═══ INPUT RECORDS ═══
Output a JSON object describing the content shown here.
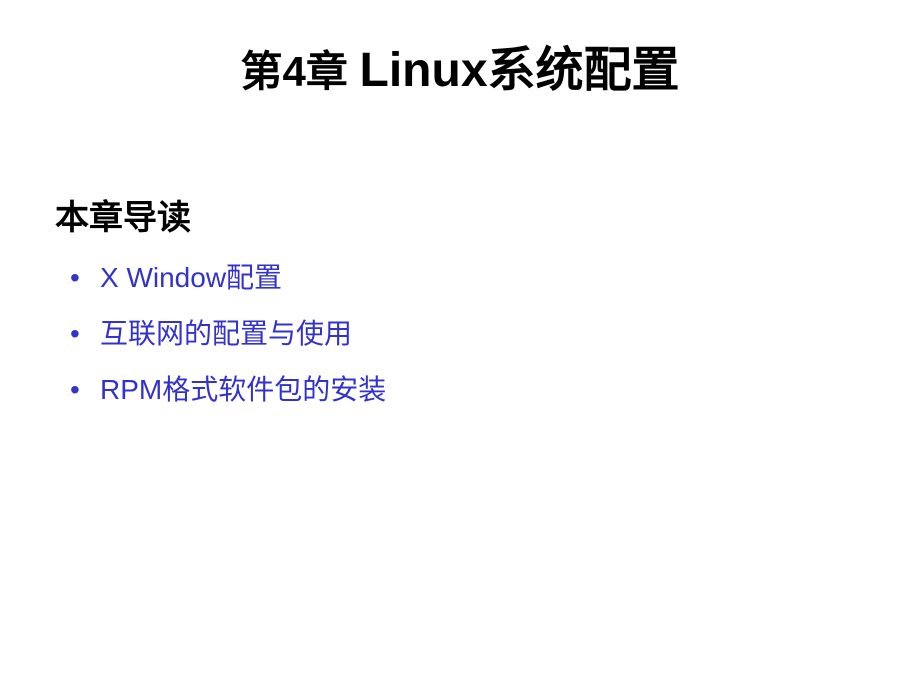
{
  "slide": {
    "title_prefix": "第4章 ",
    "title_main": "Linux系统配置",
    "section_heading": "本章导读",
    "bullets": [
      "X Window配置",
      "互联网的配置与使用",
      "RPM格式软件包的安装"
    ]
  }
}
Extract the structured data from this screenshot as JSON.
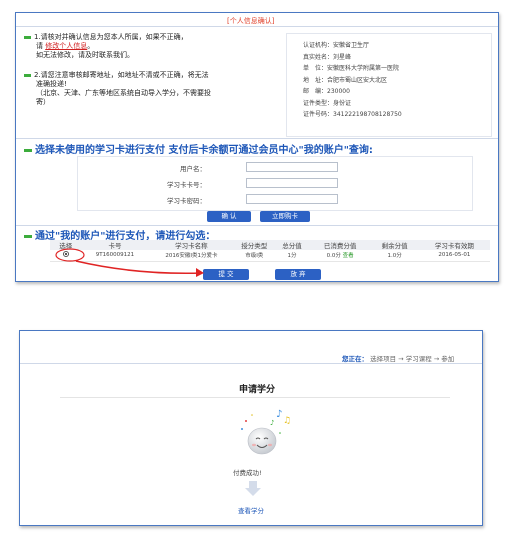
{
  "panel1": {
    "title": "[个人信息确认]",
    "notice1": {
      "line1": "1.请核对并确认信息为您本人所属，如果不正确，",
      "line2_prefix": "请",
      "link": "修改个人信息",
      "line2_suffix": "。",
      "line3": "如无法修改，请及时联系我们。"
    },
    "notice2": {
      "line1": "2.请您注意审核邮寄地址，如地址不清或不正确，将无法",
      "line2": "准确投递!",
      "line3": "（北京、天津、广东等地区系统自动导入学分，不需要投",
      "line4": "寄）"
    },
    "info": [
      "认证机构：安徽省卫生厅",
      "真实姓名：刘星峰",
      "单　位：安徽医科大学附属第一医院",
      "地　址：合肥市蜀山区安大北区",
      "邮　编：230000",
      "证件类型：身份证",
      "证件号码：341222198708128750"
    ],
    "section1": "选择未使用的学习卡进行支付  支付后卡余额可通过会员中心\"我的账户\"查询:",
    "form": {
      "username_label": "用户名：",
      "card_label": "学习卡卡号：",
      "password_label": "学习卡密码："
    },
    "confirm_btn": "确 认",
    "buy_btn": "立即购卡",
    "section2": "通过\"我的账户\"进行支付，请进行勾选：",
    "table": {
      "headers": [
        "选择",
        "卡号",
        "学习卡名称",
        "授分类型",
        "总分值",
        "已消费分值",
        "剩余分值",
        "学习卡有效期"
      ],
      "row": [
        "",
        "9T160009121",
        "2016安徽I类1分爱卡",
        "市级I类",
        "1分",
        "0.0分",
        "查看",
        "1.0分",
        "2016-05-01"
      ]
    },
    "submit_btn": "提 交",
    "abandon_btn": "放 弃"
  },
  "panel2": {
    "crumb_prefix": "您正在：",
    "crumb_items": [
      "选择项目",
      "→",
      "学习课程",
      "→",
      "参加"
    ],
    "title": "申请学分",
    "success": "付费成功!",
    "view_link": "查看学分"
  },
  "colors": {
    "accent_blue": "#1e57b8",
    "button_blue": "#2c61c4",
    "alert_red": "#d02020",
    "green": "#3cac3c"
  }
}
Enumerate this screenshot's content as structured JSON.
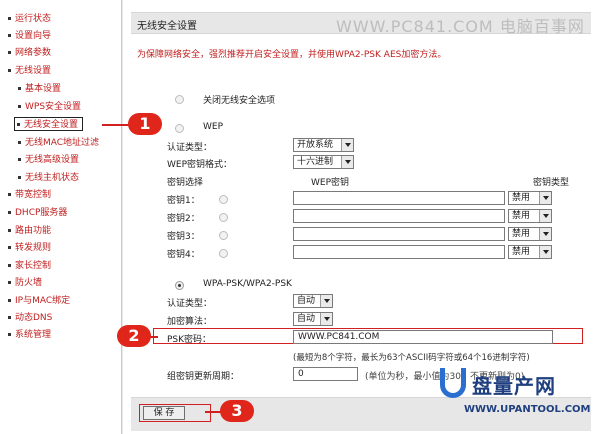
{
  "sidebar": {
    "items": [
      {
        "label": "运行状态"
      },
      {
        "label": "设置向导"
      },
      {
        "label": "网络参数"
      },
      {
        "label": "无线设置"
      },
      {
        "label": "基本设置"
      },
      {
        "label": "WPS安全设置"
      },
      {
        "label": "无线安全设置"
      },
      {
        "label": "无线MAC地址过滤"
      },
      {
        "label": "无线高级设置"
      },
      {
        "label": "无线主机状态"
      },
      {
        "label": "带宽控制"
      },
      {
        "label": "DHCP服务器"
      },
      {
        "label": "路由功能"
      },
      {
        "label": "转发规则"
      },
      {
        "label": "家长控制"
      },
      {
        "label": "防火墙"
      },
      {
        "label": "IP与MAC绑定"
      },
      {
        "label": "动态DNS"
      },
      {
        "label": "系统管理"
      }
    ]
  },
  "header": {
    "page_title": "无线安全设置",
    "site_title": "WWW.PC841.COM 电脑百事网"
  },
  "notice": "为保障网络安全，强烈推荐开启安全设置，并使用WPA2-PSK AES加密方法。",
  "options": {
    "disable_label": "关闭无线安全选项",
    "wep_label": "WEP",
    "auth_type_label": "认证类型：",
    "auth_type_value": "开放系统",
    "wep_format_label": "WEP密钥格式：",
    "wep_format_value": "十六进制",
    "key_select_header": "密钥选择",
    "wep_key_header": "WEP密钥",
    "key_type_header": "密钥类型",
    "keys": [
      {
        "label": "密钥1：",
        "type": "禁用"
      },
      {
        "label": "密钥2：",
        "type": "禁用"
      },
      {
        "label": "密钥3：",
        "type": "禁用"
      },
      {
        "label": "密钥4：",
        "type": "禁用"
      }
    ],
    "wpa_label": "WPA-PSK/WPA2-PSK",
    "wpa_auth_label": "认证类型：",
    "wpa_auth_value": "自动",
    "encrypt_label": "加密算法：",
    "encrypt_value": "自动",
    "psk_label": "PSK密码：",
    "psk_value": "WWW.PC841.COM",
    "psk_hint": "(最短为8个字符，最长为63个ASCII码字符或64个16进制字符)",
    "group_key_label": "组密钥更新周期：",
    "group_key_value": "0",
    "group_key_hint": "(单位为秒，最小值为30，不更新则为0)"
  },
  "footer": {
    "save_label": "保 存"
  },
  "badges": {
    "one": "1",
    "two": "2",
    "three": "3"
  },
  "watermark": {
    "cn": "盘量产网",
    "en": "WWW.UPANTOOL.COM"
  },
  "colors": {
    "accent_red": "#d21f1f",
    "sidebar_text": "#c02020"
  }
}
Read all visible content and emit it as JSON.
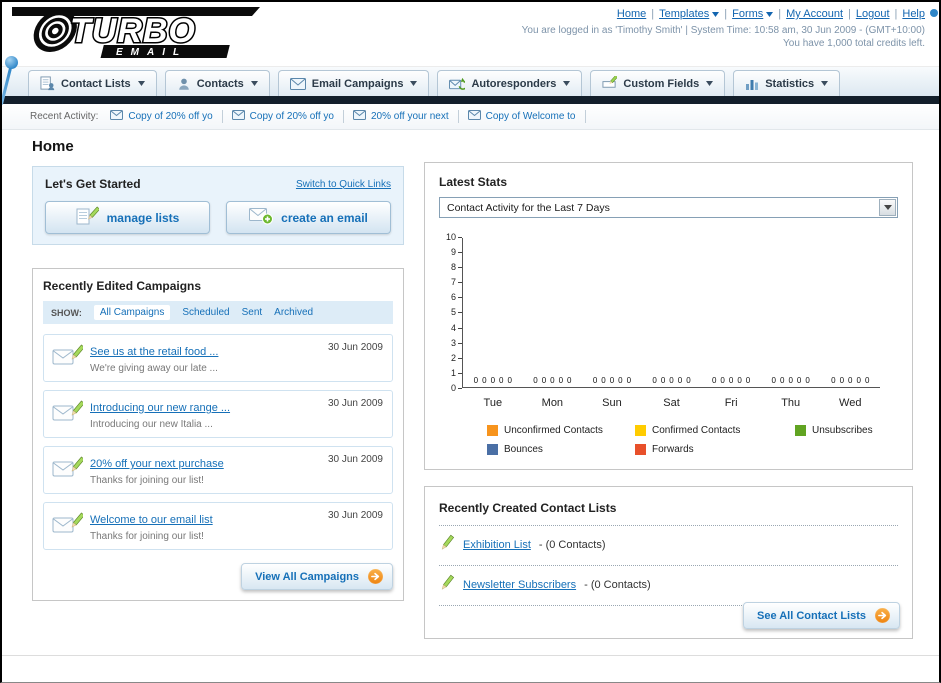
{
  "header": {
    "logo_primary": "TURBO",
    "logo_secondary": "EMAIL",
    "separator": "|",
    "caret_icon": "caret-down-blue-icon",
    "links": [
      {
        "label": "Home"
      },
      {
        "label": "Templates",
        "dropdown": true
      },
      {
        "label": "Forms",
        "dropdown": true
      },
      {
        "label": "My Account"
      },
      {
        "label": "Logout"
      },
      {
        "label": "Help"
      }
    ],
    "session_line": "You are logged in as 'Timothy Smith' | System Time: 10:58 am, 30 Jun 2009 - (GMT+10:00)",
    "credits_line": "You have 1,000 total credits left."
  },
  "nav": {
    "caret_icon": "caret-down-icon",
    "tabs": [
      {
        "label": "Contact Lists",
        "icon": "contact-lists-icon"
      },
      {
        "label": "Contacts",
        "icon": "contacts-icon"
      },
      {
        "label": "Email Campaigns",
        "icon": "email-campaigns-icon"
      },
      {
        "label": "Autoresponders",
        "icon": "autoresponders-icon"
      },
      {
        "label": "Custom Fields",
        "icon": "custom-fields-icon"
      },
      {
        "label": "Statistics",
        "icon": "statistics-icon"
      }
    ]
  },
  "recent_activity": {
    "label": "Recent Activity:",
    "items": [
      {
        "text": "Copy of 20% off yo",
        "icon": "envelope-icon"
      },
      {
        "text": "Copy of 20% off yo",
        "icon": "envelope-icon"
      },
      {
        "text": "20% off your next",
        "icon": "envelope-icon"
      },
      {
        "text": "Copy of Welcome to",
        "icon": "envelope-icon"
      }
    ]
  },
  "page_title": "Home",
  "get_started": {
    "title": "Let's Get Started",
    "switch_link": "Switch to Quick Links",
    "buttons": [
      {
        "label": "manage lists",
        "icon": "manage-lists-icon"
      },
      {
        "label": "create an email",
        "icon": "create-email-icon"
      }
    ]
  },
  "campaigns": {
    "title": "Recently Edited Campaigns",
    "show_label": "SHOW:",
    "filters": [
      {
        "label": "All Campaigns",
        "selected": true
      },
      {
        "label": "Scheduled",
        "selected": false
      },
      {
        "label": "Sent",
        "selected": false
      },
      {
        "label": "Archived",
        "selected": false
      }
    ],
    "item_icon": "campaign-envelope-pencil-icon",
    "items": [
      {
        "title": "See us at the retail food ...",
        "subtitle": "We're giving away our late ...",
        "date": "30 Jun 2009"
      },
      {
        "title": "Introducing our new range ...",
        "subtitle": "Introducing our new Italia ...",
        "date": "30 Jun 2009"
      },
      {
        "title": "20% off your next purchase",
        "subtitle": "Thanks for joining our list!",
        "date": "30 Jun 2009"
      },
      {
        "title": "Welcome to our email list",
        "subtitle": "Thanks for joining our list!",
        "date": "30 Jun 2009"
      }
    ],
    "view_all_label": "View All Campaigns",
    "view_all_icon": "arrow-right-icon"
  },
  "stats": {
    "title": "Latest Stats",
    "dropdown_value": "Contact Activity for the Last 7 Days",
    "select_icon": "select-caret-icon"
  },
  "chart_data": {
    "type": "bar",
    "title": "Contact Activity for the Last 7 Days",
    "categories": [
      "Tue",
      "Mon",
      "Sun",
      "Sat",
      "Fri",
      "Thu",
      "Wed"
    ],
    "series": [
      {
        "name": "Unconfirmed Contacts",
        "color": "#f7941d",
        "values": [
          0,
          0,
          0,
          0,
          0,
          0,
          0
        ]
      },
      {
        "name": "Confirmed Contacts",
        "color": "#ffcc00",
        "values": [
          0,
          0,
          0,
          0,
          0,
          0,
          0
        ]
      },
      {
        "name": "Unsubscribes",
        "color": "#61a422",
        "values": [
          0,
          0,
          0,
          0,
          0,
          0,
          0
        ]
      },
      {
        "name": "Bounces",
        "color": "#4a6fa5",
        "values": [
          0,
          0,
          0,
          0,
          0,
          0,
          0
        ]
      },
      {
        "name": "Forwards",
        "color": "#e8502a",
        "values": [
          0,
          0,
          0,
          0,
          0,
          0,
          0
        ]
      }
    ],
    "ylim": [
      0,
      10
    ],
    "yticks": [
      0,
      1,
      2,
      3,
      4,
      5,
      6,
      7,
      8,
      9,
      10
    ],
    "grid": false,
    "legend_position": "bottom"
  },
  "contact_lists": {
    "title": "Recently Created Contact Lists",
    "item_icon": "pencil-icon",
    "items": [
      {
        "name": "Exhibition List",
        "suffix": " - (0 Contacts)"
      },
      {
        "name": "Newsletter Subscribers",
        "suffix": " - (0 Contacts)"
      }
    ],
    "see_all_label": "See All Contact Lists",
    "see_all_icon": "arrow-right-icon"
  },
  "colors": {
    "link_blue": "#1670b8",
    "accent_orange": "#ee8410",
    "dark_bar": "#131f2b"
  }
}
═══
- **STATED TASK**: Find every line in the records above that holds the word "caret", and copy each one.

- **THE OUTPUT**:
    "caret_icon": "caret-down-blue-icon",
    "caret_icon": "caret-down-icon",
    "select_icon": "select-caret-icon"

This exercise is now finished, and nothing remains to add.